Provided data -
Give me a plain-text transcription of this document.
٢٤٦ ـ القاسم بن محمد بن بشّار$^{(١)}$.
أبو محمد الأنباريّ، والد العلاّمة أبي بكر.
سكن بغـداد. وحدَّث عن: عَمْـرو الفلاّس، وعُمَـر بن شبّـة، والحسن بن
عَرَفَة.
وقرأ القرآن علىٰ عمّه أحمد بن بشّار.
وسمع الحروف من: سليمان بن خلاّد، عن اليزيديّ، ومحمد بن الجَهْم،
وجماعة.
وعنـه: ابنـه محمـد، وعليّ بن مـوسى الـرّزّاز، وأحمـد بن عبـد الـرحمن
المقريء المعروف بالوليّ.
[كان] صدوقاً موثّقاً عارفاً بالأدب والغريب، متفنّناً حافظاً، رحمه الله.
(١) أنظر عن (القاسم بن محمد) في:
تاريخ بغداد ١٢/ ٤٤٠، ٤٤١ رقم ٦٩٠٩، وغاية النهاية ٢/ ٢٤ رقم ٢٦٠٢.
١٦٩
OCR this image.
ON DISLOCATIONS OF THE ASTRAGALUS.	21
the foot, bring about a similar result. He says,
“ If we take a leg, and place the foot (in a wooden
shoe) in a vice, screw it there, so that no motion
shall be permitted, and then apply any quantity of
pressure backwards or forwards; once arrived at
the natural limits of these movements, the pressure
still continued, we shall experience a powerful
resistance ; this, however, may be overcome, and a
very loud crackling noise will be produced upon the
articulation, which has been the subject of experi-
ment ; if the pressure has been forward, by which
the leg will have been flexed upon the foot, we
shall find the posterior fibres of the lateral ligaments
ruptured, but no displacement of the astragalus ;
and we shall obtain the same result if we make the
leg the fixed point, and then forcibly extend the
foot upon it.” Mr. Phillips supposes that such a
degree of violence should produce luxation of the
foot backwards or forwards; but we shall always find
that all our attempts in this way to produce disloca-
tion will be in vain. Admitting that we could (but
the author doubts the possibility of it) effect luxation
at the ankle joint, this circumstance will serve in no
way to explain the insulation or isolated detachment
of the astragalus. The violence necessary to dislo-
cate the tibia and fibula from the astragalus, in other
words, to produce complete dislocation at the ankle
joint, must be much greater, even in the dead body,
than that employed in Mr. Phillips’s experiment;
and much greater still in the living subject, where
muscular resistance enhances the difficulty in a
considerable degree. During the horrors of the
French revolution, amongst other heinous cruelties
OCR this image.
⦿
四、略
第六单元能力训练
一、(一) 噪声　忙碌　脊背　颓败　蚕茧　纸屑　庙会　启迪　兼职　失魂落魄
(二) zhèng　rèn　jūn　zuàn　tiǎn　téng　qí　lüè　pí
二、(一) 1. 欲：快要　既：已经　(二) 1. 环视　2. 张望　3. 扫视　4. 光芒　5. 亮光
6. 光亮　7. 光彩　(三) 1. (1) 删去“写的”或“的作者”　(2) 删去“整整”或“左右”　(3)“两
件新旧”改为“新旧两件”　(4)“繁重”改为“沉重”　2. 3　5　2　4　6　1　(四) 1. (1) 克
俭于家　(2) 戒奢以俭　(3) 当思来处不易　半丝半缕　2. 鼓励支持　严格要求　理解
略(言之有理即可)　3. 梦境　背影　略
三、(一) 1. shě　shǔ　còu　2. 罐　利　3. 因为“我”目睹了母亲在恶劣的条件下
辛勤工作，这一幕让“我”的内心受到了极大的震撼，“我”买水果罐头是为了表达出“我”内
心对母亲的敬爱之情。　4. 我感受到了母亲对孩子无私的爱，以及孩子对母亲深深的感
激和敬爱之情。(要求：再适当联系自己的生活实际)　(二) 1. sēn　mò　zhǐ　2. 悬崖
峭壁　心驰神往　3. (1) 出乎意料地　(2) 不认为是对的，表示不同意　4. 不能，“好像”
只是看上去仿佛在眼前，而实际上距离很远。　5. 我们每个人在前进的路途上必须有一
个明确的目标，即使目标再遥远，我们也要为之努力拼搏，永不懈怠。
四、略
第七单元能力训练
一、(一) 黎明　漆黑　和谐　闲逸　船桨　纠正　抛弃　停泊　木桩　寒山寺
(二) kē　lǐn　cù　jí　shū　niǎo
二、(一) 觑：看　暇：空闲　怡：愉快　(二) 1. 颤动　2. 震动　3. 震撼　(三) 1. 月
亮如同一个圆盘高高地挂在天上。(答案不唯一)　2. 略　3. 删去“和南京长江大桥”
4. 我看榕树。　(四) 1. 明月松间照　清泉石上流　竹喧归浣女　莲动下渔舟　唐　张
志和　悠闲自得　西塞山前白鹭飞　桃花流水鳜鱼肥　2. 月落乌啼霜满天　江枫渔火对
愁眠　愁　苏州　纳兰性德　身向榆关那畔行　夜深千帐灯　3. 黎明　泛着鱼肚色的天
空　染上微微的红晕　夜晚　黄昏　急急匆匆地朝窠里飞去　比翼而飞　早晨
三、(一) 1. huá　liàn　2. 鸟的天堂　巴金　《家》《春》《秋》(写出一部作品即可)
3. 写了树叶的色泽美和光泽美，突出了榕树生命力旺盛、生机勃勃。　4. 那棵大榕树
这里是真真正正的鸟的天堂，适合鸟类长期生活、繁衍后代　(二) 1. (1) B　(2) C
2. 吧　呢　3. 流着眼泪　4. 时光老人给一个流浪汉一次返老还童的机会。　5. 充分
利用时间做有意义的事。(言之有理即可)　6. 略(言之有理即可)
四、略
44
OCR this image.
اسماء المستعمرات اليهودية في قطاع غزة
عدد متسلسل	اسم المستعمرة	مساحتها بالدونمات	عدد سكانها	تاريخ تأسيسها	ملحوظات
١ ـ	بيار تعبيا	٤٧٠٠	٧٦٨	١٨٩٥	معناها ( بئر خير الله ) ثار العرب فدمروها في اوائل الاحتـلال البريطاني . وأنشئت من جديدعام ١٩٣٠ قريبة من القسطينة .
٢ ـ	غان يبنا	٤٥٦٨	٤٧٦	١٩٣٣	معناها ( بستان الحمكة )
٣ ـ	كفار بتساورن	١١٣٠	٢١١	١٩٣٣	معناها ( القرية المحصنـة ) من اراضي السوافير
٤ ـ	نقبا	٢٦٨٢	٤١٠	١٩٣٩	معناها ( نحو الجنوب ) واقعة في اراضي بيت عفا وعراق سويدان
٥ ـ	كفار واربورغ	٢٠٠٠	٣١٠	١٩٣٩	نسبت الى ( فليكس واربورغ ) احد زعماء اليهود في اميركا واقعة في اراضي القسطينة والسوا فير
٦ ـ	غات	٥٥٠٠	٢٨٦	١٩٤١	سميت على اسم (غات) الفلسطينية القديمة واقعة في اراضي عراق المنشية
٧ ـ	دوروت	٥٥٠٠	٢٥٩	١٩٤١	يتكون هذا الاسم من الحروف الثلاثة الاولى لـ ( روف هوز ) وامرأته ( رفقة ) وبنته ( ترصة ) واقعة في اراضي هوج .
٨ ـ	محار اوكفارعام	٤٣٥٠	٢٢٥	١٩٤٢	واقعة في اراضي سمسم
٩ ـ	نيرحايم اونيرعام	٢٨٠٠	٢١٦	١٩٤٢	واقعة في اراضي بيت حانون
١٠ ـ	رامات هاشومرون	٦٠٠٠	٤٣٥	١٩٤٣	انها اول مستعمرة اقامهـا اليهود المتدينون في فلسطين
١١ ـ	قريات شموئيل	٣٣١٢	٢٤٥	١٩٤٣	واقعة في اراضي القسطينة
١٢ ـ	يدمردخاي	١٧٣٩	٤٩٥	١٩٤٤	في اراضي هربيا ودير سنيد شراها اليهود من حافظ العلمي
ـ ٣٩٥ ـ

Exercise - All of the entries must be written out exactly as they stand.

Response -
Give me a plain-text transcription of this document.
٢٤٦ ـ القاسم بن محمد بن بشّار$^{(١)}$.
أبو محمد الأنباريّ، والد العلاّمة أبي بكر.
سكن بغـداد. وحدَّث عن: عَمْـرو الفلاّس، وعُمَـر بن شبّـة، والحسن بن
عَرَفَة.
وقرأ القرآن علىٰ عمّه أحمد بن بشّار.
وسمع الحروف من: سليمان بن خلاّد، عن اليزيديّ، ومحمد بن الجَهْم،
وجماعة.
وعنـه: ابنـه محمـد، وعليّ بن مـوسى الـرّزّاز، وأحمـد بن عبـد الـرحمن
المقريء المعروف بالوليّ.
[كان] صدوقاً موثّقاً عارفاً بالأدب والغريب، متفنّناً حافظاً، رحمه الله.
(١) أنظر عن (القاسم بن محمد) في:
تاريخ بغداد ١٢/ ٤٤٠، ٤٤١ رقم ٦٩٠٩، وغاية النهاية ٢/ ٢٤ رقم ٢٦٠٢.
١٦٩
OCR this image.
ON DISLOCATIONS OF THE ASTRAGALUS.	21
the foot, bring about a similar result. He says,
“ If we take a leg, and place the foot (in a wooden
shoe) in a vice, screw it there, so that no motion
shall be permitted, and then apply any quantity of
pressure backwards or forwards; once arrived at
the natural limits of these movements, the pressure
still continued, we shall experience a powerful
resistance ; this, however, may be overcome, and a
very loud crackling noise will be produced upon the
articulation, which has been the subject of experi-
ment ; if the pressure has been forward, by which
the leg will have been flexed upon the foot, we
shall find the posterior fibres of the lateral ligaments
ruptured, but no displacement of the astragalus ;
and we shall obtain the same result if we make the
leg the fixed point, and then forcibly extend the
foot upon it.” Mr. Phillips supposes that such a
degree of violence should produce luxation of the
foot backwards or forwards; but we shall always find
that all our attempts in this way to produce disloca-
tion will be in vain. Admitting that we could (but
the author doubts the possibility of it) effect luxation
at the ankle joint, this circumstance will serve in no
way to explain the insulation or isolated detachment
of the astragalus. The violence necessary to dislo-
cate the tibia and fibula from the astragalus, in other
words, to produce complete dislocation at the ankle
joint, must be much greater, even in the dead body,
than that employed in Mr. Phillips’s experiment;
and much greater still in the living subject, where
muscular resistance enhances the difficulty in a
considerable degree. During the horrors of the
French revolution, amongst other heinous cruelties
OCR this image.
⦿
四、略
第六单元能力训练
一、(一) 噪声　忙碌　脊背　颓败　蚕茧　纸屑　庙会　启迪　兼职　失魂落魄
(二) zhèng　rèn　jūn　zuàn　tiǎn　téng　qí　lüè　pí
二、(一) 1. 欲：快要　既：已经　(二) 1. 环视　2. 张望　3. 扫视　4. 光芒　5. 亮光
6. 光亮　7. 光彩　(三) 1. (1) 删去“写的”或“的作者”　(2) 删去“整整”或“左右”　(3)“两
件新旧”改为“新旧两件”　(4)“繁重”改为“沉重”　2. 3　5　2　4　6　1　(四) 1. (1) 克
俭于家　(2) 戒奢以俭　(3) 当思来处不易　半丝半缕　2. 鼓励支持　严格要求　理解
略(言之有理即可)　3. 梦境　背影　略
三、(一) 1. shě　shǔ　còu　2. 罐　利　3. 因为“我”目睹了母亲在恶劣的条件下
辛勤工作，这一幕让“我”的内心受到了极大的震撼，“我”买水果罐头是为了表达出“我”内
心对母亲的敬爱之情。　4. 我感受到了母亲对孩子无私的爱，以及孩子对母亲深深的感
激和敬爱之情。(要求：再适当联系自己的生活实际)　(二) 1. sēn　mò　zhǐ　2. 悬崖
峭壁　心驰神往　3. (1) 出乎意料地　(2) 不认为是对的，表示不同意　4. 不能，“好像”
只是看上去仿佛在眼前，而实际上距离很远。　5. 我们每个人在前进的路途上必须有一
个明确的目标，即使目标再遥远，我们也要为之努力拼搏，永不懈怠。
四、略
第七单元能力训练
一、(一) 黎明　漆黑　和谐　闲逸　船桨　纠正　抛弃　停泊　木桩　寒山寺
(二) kē　lǐn　cù　jí　shū　niǎo
二、(一) 觑：看　暇：空闲　怡：愉快　(二) 1. 颤动　2. 震动　3. 震撼　(三) 1. 月
亮如同一个圆盘高高地挂在天上。(答案不唯一)　2. 略　3. 删去“和南京长江大桥”
4. 我看榕树。　(四) 1. 明月松间照　清泉石上流　竹喧归浣女　莲动下渔舟　唐　张
志和　悠闲自得　西塞山前白鹭飞　桃花流水鳜鱼肥　2. 月落乌啼霜满天　江枫渔火对
愁眠　愁　苏州　纳兰性德　身向榆关那畔行　夜深千帐灯　3. 黎明　泛着鱼肚色的天
空　染上微微的红晕　夜晚　黄昏　急急匆匆地朝窠里飞去　比翼而飞　早晨
三、(一) 1. huá　liàn　2. 鸟的天堂　巴金　《家》《春》《秋》(写出一部作品即可)
3. 写了树叶的色泽美和光泽美，突出了榕树生命力旺盛、生机勃勃。　4. 那棵大榕树
这里是真真正正的鸟的天堂，适合鸟类长期生活、繁衍后代　(二) 1. (1) B　(2) C
2. 吧　呢　3. 流着眼泪　4. 时光老人给一个流浪汉一次返老还童的机会。　5. 充分
利用时间做有意义的事。(言之有理即可)　6. 略(言之有理即可)
四、略
44
OCR this image.
اسماء المستعمرات اليهودية في قطاع غزة
عدد متسلسل	اسم المستعمرة	مساحتها بالدونمات	عدد سكانها	تاريخ تأسيسها	ملحوظات
١ ـ	بيار تعبيا	٤٧٠٠	٧٦٨	١٨٩٥	معناها ( بئر خير الله ) ثار العرب فدمروها في اوائل الاحتـلال البريطاني . وأنشئت من جديدعام ١٩٣٠ قريبة من القسطينة .
٢ ـ	غان يبنا	٤٥٦٨	٤٧٦	١٩٣٣	معناها ( بستان الحمكة )
٣ ـ	كفار بتساورن	١١٣٠	٢١١	١٩٣٣	معناها ( القرية المحصنـة ) من اراضي السوافير
٤ ـ	نقبا	٢٦٨٢	٤١٠	١٩٣٩	معناها ( نحو الجنوب ) واقعة في اراضي بيت عفا وعراق سويدان
٥ ـ	كفار واربورغ	٢٠٠٠	٣١٠	١٩٣٩	نسبت الى ( فليكس واربورغ ) احد زعماء اليهود في اميركا واقعة في اراضي القسطينة والسوا فير
٦ ـ	غات	٥٥٠٠	٢٨٦	١٩٤١	سميت على اسم (غات) الفلسطينية القديمة واقعة في اراضي عراق المنشية
٧ ـ	دوروت	٥٥٠٠	٢٥٩	١٩٤١	يتكون هذا الاسم من الحروف الثلاثة الاولى لـ ( روف هوز ) وامرأته ( رفقة ) وبنته ( ترصة ) واقعة في اراضي هوج .
٨ ـ	محار اوكفارعام	٤٣٥٠	٢٢٥	١٩٤٢	واقعة في اراضي سمسم
٩ ـ	نيرحايم اونيرعام	٢٨٠٠	٢١٦	١٩٤٢	واقعة في اراضي بيت حانون
١٠ ـ	رامات هاشومرون	٦٠٠٠	٤٣٥	١٩٤٣	انها اول مستعمرة اقامهـا اليهود المتدينون في فلسطين
١١ ـ	قريات شموئيل	٣٣١٢	٢٤٥	١٩٤٣	واقعة في اراضي القسطينة
١٢ ـ	يدمردخاي	١٧٣٩	٤٩٥	١٩٤٤	في اراضي هربيا ودير سنيد شراها اليهود من حافظ العلمي
ـ ٣٩٥ ـ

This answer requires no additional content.